_REQUIREMENTS_. Read the records below. Copy each line where the string "Casos" occurs.

========

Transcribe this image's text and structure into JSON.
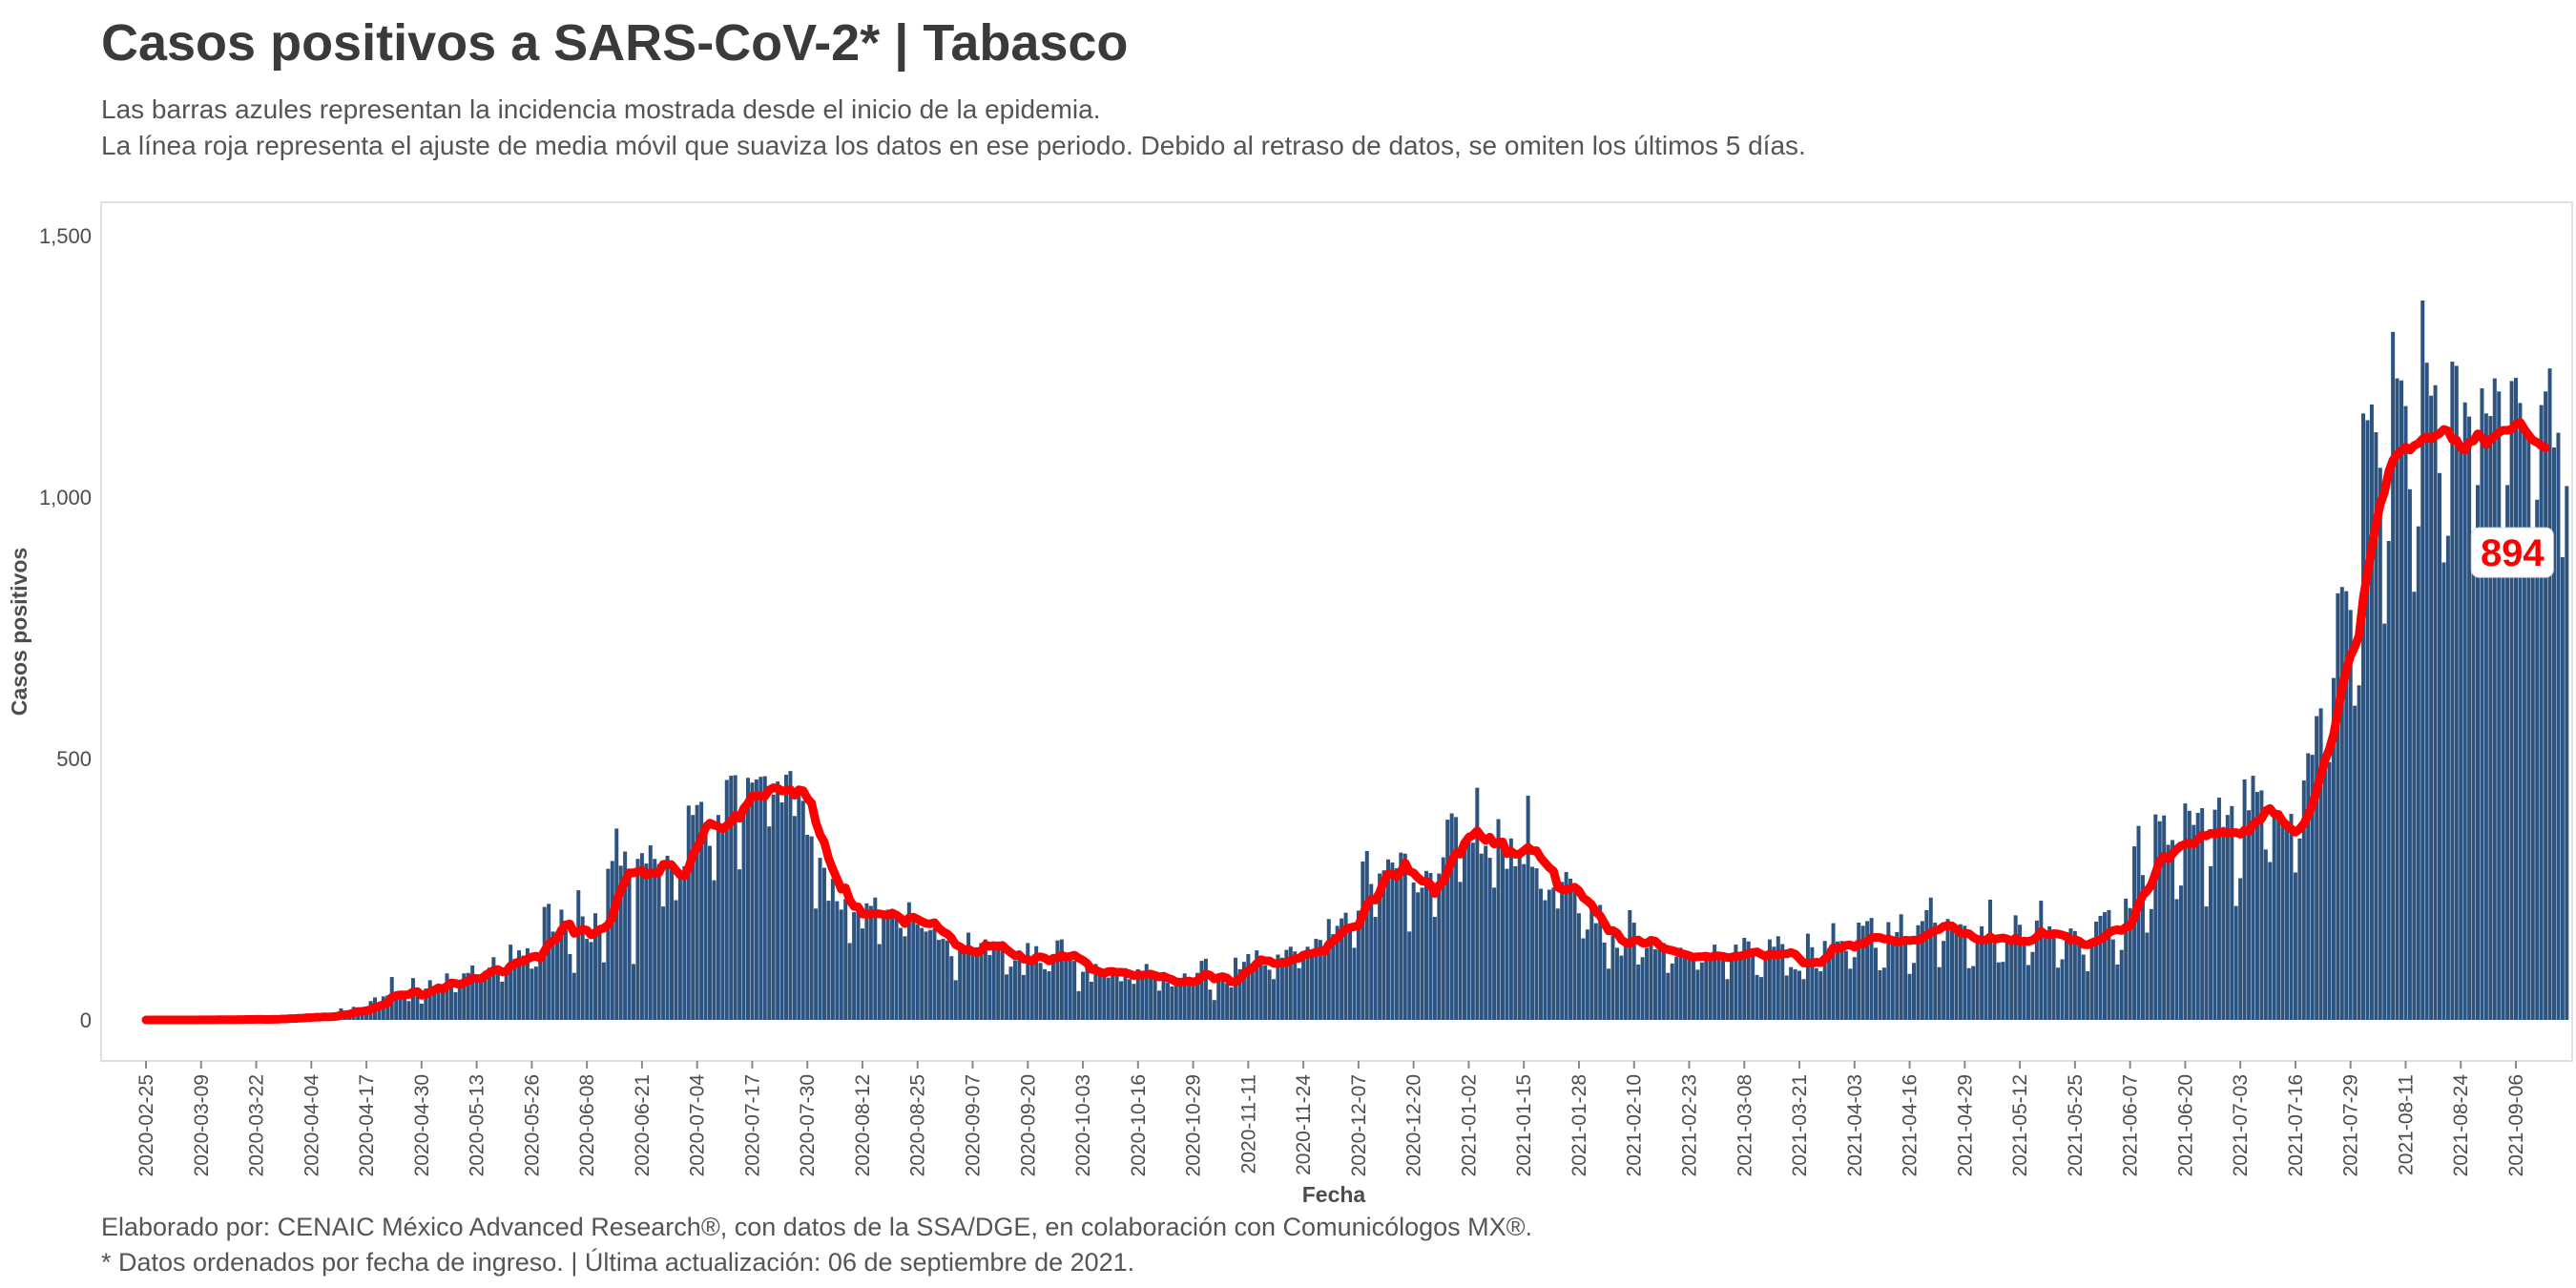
{
  "header": {
    "title": "Casos positivos a SARS-CoV-2* | Tabasco",
    "subtitle_line1": "Las barras azules representan la incidencia mostrada desde el inicio de la epidemia.",
    "subtitle_line2": "La línea roja representa el ajuste de media móvil que suaviza los datos en ese periodo. Debido al retraso de datos, se omiten los últimos 5 días."
  },
  "footer": {
    "caption_line1": "Elaborado por: CENAIC México Advanced Research®, con datos de la SSA/DGE, en colaboración con Comunicólogos MX®.",
    "caption_line2": "* Datos ordenados por fecha de ingreso. | Última actualización: 06 de septiembre de 2021."
  },
  "colors": {
    "bars": "#2d5480",
    "moving_average": "#ff0000",
    "panel_border": "#e0e0e0",
    "axis_text": "#4d4d4d"
  },
  "chart_data": {
    "type": "bar",
    "start_date": "2020-02-25",
    "end_date": "2021-08-31",
    "xlabel": "Fecha",
    "ylabel": "Casos positivos",
    "ylim": [
      -75,
      1560
    ],
    "y_ticks": [
      0,
      500,
      1000,
      1500
    ],
    "y_tick_labels": [
      "0",
      "500",
      "1,000",
      "1,500"
    ],
    "x_tick_labels": [
      "2020-02-25",
      "2020-03-09",
      "2020-03-22",
      "2020-04-04",
      "2020-04-17",
      "2020-04-30",
      "2020-05-13",
      "2020-05-26",
      "2020-06-08",
      "2020-06-21",
      "2020-07-04",
      "2020-07-17",
      "2020-07-30",
      "2020-08-12",
      "2020-08-25",
      "2020-09-07",
      "2020-09-20",
      "2020-10-03",
      "2020-10-16",
      "2020-10-29",
      "2020-11-11",
      "2020-11-24",
      "2020-12-07",
      "2020-12-20",
      "2021-01-02",
      "2021-01-15",
      "2021-01-28",
      "2021-02-10",
      "2021-02-23",
      "2021-03-08",
      "2021-03-21",
      "2021-04-03",
      "2021-04-16",
      "2021-04-29",
      "2021-05-12",
      "2021-05-25",
      "2021-06-07",
      "2021-06-20",
      "2021-07-03",
      "2021-07-16",
      "2021-07-29",
      "2021-08-11",
      "2021-08-24",
      "2021-09-06"
    ],
    "series": [
      {
        "type": "bar",
        "values_daily_from_start_date": [
          0,
          0,
          0,
          0,
          0,
          0,
          0,
          0,
          0,
          0,
          0,
          0,
          0,
          1,
          0,
          0,
          1,
          1,
          0,
          0,
          1,
          1,
          1,
          1,
          2,
          1,
          1,
          1,
          0,
          1,
          2,
          2,
          5,
          2,
          5,
          1,
          5,
          4,
          8,
          6,
          7,
          5,
          7,
          3,
          7,
          13,
          22,
          13,
          11,
          25,
          22,
          9,
          22,
          36,
          43,
          28,
          45,
          47,
          82,
          46,
          45,
          40,
          36,
          80,
          51,
          31,
          60,
          76,
          65,
          68,
          63,
          89,
          75,
          53,
          61,
          89,
          90,
          104,
          83,
          71,
          94,
          100,
          120,
          103,
          73,
          90,
          144,
          117,
          133,
          123,
          137,
          98,
          102,
          116,
          216,
          222,
          169,
          168,
          211,
          172,
          126,
          90,
          248,
          198,
          155,
          149,
          204,
          166,
          110,
          289,
          304,
          366,
          295,
          322,
          285,
          107,
          308,
          319,
          299,
          334,
          308,
          298,
          217,
          314,
          305,
          229,
          270,
          294,
          410,
          392,
          411,
          417,
          378,
          333,
          267,
          392,
          357,
          459,
          467,
          468,
          288,
          400,
          463,
          454,
          460,
          465,
          466,
          370,
          431,
          456,
          416,
          469,
          476,
          390,
          443,
          419,
          354,
          351,
          213,
          310,
          291,
          228,
          270,
          227,
          211,
          231,
          147,
          206,
          220,
          175,
          223,
          218,
          234,
          145,
          195,
          211,
          206,
          196,
          176,
          160,
          225,
          202,
          183,
          176,
          169,
          172,
          175,
          153,
          155,
          152,
          122,
          76,
          147,
          129,
          167,
          123,
          139,
          147,
          154,
          124,
          142,
          150,
          141,
          87,
          102,
          114,
          133,
          86,
          147,
          116,
          141,
          109,
          97,
          93,
          122,
          152,
          154,
          115,
          118,
          113,
          55,
          92,
          110,
          73,
          107,
          92,
          94,
          81,
          93,
          98,
          74,
          99,
          78,
          69,
          97,
          83,
          107,
          82,
          80,
          56,
          81,
          71,
          64,
          75,
          76,
          89,
          66,
          65,
          90,
          113,
          117,
          58,
          38,
          87,
          77,
          70,
          62,
          119,
          97,
          111,
          126,
          108,
          133,
          112,
          104,
          96,
          78,
          125,
          119,
          134,
          140,
          131,
          99,
          120,
          140,
          124,
          155,
          153,
          126,
          193,
          164,
          180,
          194,
          205,
          174,
          138,
          209,
          303,
          323,
          260,
          197,
          280,
          286,
          307,
          301,
          290,
          320,
          318,
          169,
          263,
          244,
          253,
          285,
          281,
          197,
          280,
          311,
          383,
          395,
          388,
          264,
          345,
          358,
          339,
          444,
          318,
          333,
          310,
          253,
          384,
          340,
          289,
          347,
          294,
          314,
          298,
          429,
          293,
          290,
          251,
          229,
          249,
          253,
          213,
          264,
          283,
          270,
          245,
          204,
          156,
          173,
          212,
          185,
          220,
          148,
          98,
          162,
          138,
          123,
          146,
          210,
          186,
          106,
          120,
          138,
          160,
          135,
          152,
          147,
          90,
          108,
          121,
          138,
          124,
          131,
          128,
          96,
          110,
          127,
          123,
          144,
          129,
          123,
          78,
          115,
          144,
          123,
          157,
          150,
          136,
          86,
          82,
          118,
          154,
          140,
          160,
          145,
          85,
          101,
          97,
          94,
          78,
          165,
          139,
          99,
          93,
          151,
          137,
          185,
          150,
          151,
          132,
          98,
          120,
          186,
          180,
          189,
          195,
          138,
          95,
          100,
          187,
          160,
          168,
          202,
          156,
          88,
          109,
          181,
          189,
          210,
          234,
          186,
          101,
          151,
          193,
          183,
          166,
          183,
          180,
          99,
          103,
          162,
          179,
          160,
          230,
          146,
          110,
          111,
          148,
          152,
          200,
          182,
          152,
          105,
          130,
          190,
          228,
          155,
          179,
          169,
          100,
          116,
          168,
          175,
          170,
          157,
          125,
          93,
          146,
          188,
          199,
          206,
          210,
          154,
          106,
          134,
          232,
          214,
          332,
          371,
          277,
          167,
          212,
          393,
          380,
          391,
          335,
          344,
          231,
          257,
          414,
          400,
          373,
          396,
          405,
          217,
          294,
          402,
          425,
          369,
          392,
          409,
          218,
          271,
          460,
          401,
          467,
          436,
          439,
          326,
          302,
          388,
          393,
          375,
          379,
          394,
          282,
          347,
          458,
          510,
          507,
          581,
          596,
          481,
          493,
          654,
          816,
          828,
          820,
          784,
          601,
          640,
          1160,
          1147,
          1177,
          1124,
          1056,
          758,
          916,
          1316,
          1227,
          1223,
          1174,
          1015,
          819,
          944,
          1376,
          1257,
          1194,
          1214,
          1046,
          875,
          926,
          1259,
          1251,
          1089,
          1181,
          1154,
          890,
          1023,
          1208,
          1160,
          1155,
          1227,
          1202,
          919,
          1023,
          1222,
          1228,
          1180,
          1136,
          1122,
          849,
          995,
          1176,
          1202,
          1246,
          1095,
          1123,
          885,
          1021
        ],
        "reading_note": ""
      },
      {
        "type": "line",
        "end_label": "894"
      }
    ]
  }
}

========

_CORRECT RESULT_.
    "title": "Casos positivos a SARS-CoV-2* | Tabasco",
    "ylabel": "Casos positivos",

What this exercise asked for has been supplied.